* _Brief_
Transcribe everything in the data word for word. Pictures are left out.

-- begin --

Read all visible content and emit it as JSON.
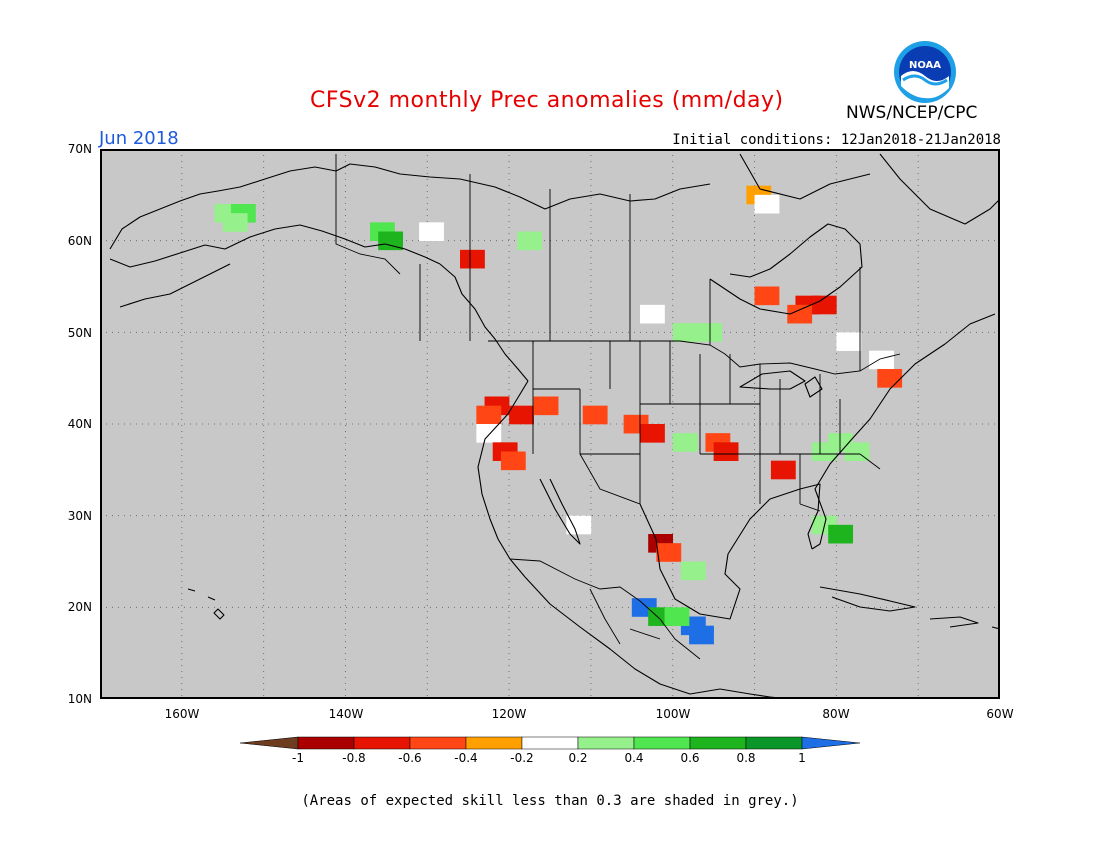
{
  "header": {
    "title": "CFSv2 monthly Prec anomalies (mm/day)",
    "agency": "NWS/NCEP/CPC",
    "month": "Jun 2018",
    "initial_conditions": "Initial conditions: 12Jan2018-21Jan2018",
    "logo_text": "NOAA"
  },
  "map": {
    "background_color": "#c8c8c8",
    "lat_range": [
      10,
      70
    ],
    "lon_range": [
      -170,
      -60
    ],
    "lat_labels": [
      "70N",
      "60N",
      "50N",
      "40N",
      "30N",
      "20N",
      "10N"
    ],
    "lon_labels": [
      "160W",
      "140W",
      "120W",
      "100W",
      "80W",
      "60W"
    ],
    "gridlines": "dotted",
    "anomaly_cells": [
      {
        "lat": 64,
        "lon": -156,
        "v": 0.3
      },
      {
        "lat": 64,
        "lon": -154,
        "v": 0.5
      },
      {
        "lat": 63,
        "lon": -155,
        "v": 0.4
      },
      {
        "lat": 62,
        "lon": -137,
        "v": 0.5
      },
      {
        "lat": 61,
        "lon": -136,
        "v": 0.7
      },
      {
        "lat": 62,
        "lon": -131,
        "v": 0.1
      },
      {
        "lat": 61,
        "lon": -119,
        "v": 0.3
      },
      {
        "lat": 59,
        "lon": -126,
        "v": -0.6
      },
      {
        "lat": 66,
        "lon": -91,
        "v": -0.3
      },
      {
        "lat": 65,
        "lon": -90,
        "v": 0.0
      },
      {
        "lat": 55,
        "lon": -90,
        "v": -0.4
      },
      {
        "lat": 54,
        "lon": -85,
        "v": -0.6
      },
      {
        "lat": 54,
        "lon": -83,
        "v": -0.7
      },
      {
        "lat": 53,
        "lon": -86,
        "v": -0.5
      },
      {
        "lat": 53,
        "lon": -104,
        "v": 0.0
      },
      {
        "lat": 51,
        "lon": -100,
        "v": 0.3
      },
      {
        "lat": 51,
        "lon": -97,
        "v": 0.3
      },
      {
        "lat": 50,
        "lon": -80,
        "v": 0.0
      },
      {
        "lat": 48,
        "lon": -76,
        "v": 0.0
      },
      {
        "lat": 46,
        "lon": -75,
        "v": -0.4
      },
      {
        "lat": 43,
        "lon": -123,
        "v": -0.6
      },
      {
        "lat": 42,
        "lon": -124,
        "v": -0.4
      },
      {
        "lat": 42,
        "lon": -120,
        "v": -0.6
      },
      {
        "lat": 43,
        "lon": -117,
        "v": -0.4
      },
      {
        "lat": 42,
        "lon": -111,
        "v": -0.4
      },
      {
        "lat": 41,
        "lon": -106,
        "v": -0.4
      },
      {
        "lat": 40,
        "lon": -104,
        "v": -0.6
      },
      {
        "lat": 40,
        "lon": -124,
        "v": 0.0
      },
      {
        "lat": 38,
        "lon": -122,
        "v": -0.6
      },
      {
        "lat": 37,
        "lon": -121,
        "v": -0.4
      },
      {
        "lat": 39,
        "lon": -96,
        "v": -0.5
      },
      {
        "lat": 38,
        "lon": -95,
        "v": -0.7
      },
      {
        "lat": 39,
        "lon": -100,
        "v": 0.3
      },
      {
        "lat": 39,
        "lon": -81,
        "v": 0.4
      },
      {
        "lat": 38,
        "lon": -79,
        "v": 0.3
      },
      {
        "lat": 38,
        "lon": -83,
        "v": 0.3
      },
      {
        "lat": 36,
        "lon": -88,
        "v": -0.6
      },
      {
        "lat": 30,
        "lon": -83,
        "v": 0.4
      },
      {
        "lat": 29,
        "lon": -81,
        "v": 0.8
      },
      {
        "lat": 30,
        "lon": -113,
        "v": 0.0
      },
      {
        "lat": 28,
        "lon": -103,
        "v": -0.8
      },
      {
        "lat": 27,
        "lon": -102,
        "v": -0.4
      },
      {
        "lat": 25,
        "lon": -99,
        "v": 0.4
      },
      {
        "lat": 21,
        "lon": -105,
        "v": 1.0
      },
      {
        "lat": 20,
        "lon": -103,
        "v": 0.7
      },
      {
        "lat": 19,
        "lon": -99,
        "v": 1.0
      },
      {
        "lat": 18,
        "lon": -98,
        "v": 1.0
      },
      {
        "lat": 20,
        "lon": -101,
        "v": 0.5
      }
    ]
  },
  "colorbar": {
    "labels": [
      "-1",
      "-0.8",
      "-0.6",
      "-0.4",
      "-0.2",
      "0.2",
      "0.4",
      "0.6",
      "0.8",
      "1"
    ],
    "colors": [
      "#6e3c1e",
      "#aa0000",
      "#e61400",
      "#ff4614",
      "#ffa000",
      "#ffffff",
      "#96f08c",
      "#50e650",
      "#1eb41e",
      "#0a9628",
      "#1e6ee6"
    ]
  },
  "footnote": "(Areas of expected skill less than 0.3 are shaded in grey.)"
}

-- end --

* _Correct result_
Read all visible content and emit it as JSON.
{
  "header": {
    "title": "CFSv2 monthly Prec anomalies (mm/day)",
    "agency": "NWS/NCEP/CPC",
    "month": "Jun 2018",
    "initial_conditions": "Initial conditions: 12Jan2018-21Jan2018",
    "logo_text": "NOAA"
  },
  "map": {
    "background_color": "#c8c8c8",
    "lat_range": [
      10,
      70
    ],
    "lon_range": [
      -170,
      -60
    ],
    "lat_labels": [
      "70N",
      "60N",
      "50N",
      "40N",
      "30N",
      "20N",
      "10N"
    ],
    "lon_labels": [
      "160W",
      "140W",
      "120W",
      "100W",
      "80W",
      "60W"
    ],
    "gridlines": "dotted",
    "anomaly_cells": [
      {
        "lat": 64,
        "lon": -156,
        "v": 0.3
      },
      {
        "lat": 64,
        "lon": -154,
        "v": 0.5
      },
      {
        "lat": 63,
        "lon": -155,
        "v": 0.4
      },
      {
        "lat": 62,
        "lon": -137,
        "v": 0.5
      },
      {
        "lat": 61,
        "lon": -136,
        "v": 0.7
      },
      {
        "lat": 62,
        "lon": -131,
        "v": 0.1
      },
      {
        "lat": 61,
        "lon": -119,
        "v": 0.3
      },
      {
        "lat": 59,
        "lon": -126,
        "v": -0.6
      },
      {
        "lat": 66,
        "lon": -91,
        "v": -0.3
      },
      {
        "lat": 65,
        "lon": -90,
        "v": 0.0
      },
      {
        "lat": 55,
        "lon": -90,
        "v": -0.4
      },
      {
        "lat": 54,
        "lon": -85,
        "v": -0.6
      },
      {
        "lat": 54,
        "lon": -83,
        "v": -0.7
      },
      {
        "lat": 53,
        "lon": -86,
        "v": -0.5
      },
      {
        "lat": 53,
        "lon": -104,
        "v": 0.0
      },
      {
        "lat": 51,
        "lon": -100,
        "v": 0.3
      },
      {
        "lat": 51,
        "lon": -97,
        "v": 0.3
      },
      {
        "lat": 50,
        "lon": -80,
        "v": 0.0
      },
      {
        "lat": 48,
        "lon": -76,
        "v": 0.0
      },
      {
        "lat": 46,
        "lon": -75,
        "v": -0.4
      },
      {
        "lat": 43,
        "lon": -123,
        "v": -0.6
      },
      {
        "lat": 42,
        "lon": -124,
        "v": -0.4
      },
      {
        "lat": 42,
        "lon": -120,
        "v": -0.6
      },
      {
        "lat": 43,
        "lon": -117,
        "v": -0.4
      },
      {
        "lat": 42,
        "lon": -111,
        "v": -0.4
      },
      {
        "lat": 41,
        "lon": -106,
        "v": -0.4
      },
      {
        "lat": 40,
        "lon": -104,
        "v": -0.6
      },
      {
        "lat": 40,
        "lon": -124,
        "v": 0.0
      },
      {
        "lat": 38,
        "lon": -122,
        "v": -0.6
      },
      {
        "lat": 37,
        "lon": -121,
        "v": -0.4
      },
      {
        "lat": 39,
        "lon": -96,
        "v": -0.5
      },
      {
        "lat": 38,
        "lon": -95,
        "v": -0.7
      },
      {
        "lat": 39,
        "lon": -100,
        "v": 0.3
      },
      {
        "lat": 39,
        "lon": -81,
        "v": 0.4
      },
      {
        "lat": 38,
        "lon": -79,
        "v": 0.3
      },
      {
        "lat": 38,
        "lon": -83,
        "v": 0.3
      },
      {
        "lat": 36,
        "lon": -88,
        "v": -0.6
      },
      {
        "lat": 30,
        "lon": -83,
        "v": 0.4
      },
      {
        "lat": 29,
        "lon": -81,
        "v": 0.8
      },
      {
        "lat": 30,
        "lon": -113,
        "v": 0.0
      },
      {
        "lat": 28,
        "lon": -103,
        "v": -0.8
      },
      {
        "lat": 27,
        "lon": -102,
        "v": -0.4
      },
      {
        "lat": 25,
        "lon": -99,
        "v": 0.4
      },
      {
        "lat": 21,
        "lon": -105,
        "v": 1.0
      },
      {
        "lat": 20,
        "lon": -103,
        "v": 0.7
      },
      {
        "lat": 19,
        "lon": -99,
        "v": 1.0
      },
      {
        "lat": 18,
        "lon": -98,
        "v": 1.0
      },
      {
        "lat": 20,
        "lon": -101,
        "v": 0.5
      }
    ]
  },
  "colorbar": {
    "labels": [
      "-1",
      "-0.8",
      "-0.6",
      "-0.4",
      "-0.2",
      "0.2",
      "0.4",
      "0.6",
      "0.8",
      "1"
    ],
    "colors": [
      "#6e3c1e",
      "#aa0000",
      "#e61400",
      "#ff4614",
      "#ffa000",
      "#ffffff",
      "#96f08c",
      "#50e650",
      "#1eb41e",
      "#0a9628",
      "#1e6ee6"
    ]
  },
  "footnote": "(Areas of expected skill less than 0.3 are shaded in grey.)"
}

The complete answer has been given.